• _Problem description_: Output the material beneath exactly, leaving nothing out.
================================
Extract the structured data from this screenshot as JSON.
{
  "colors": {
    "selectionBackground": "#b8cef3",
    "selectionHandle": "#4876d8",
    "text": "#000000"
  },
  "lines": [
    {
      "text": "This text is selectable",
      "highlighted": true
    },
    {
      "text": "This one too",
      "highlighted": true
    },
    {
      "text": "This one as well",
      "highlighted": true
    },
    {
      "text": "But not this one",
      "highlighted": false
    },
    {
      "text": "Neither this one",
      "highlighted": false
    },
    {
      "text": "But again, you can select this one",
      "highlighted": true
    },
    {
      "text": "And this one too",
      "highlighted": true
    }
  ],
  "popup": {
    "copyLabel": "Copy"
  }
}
================================
• _Final result_:
Extract the structured data from this screenshot as JSON.
{
  "colors": {
    "selectionBackground": "#b8cef3",
    "selectionHandle": "#4876d8",
    "text": "#000000"
  },
  "lines": [
    {
      "text": "This text is selectable",
      "highlighted": true
    },
    {
      "text": "This one too",
      "highlighted": true
    },
    {
      "text": "This one as well",
      "highlighted": true
    },
    {
      "text": "But not this one",
      "highlighted": false
    },
    {
      "text": "Neither this one",
      "highlighted": false
    },
    {
      "text": "But again, you can select this one",
      "highlighted": true
    },
    {
      "text": "And this one too",
      "highlighted": true
    }
  ],
  "popup": {
    "copyLabel": "Copy"
  }
}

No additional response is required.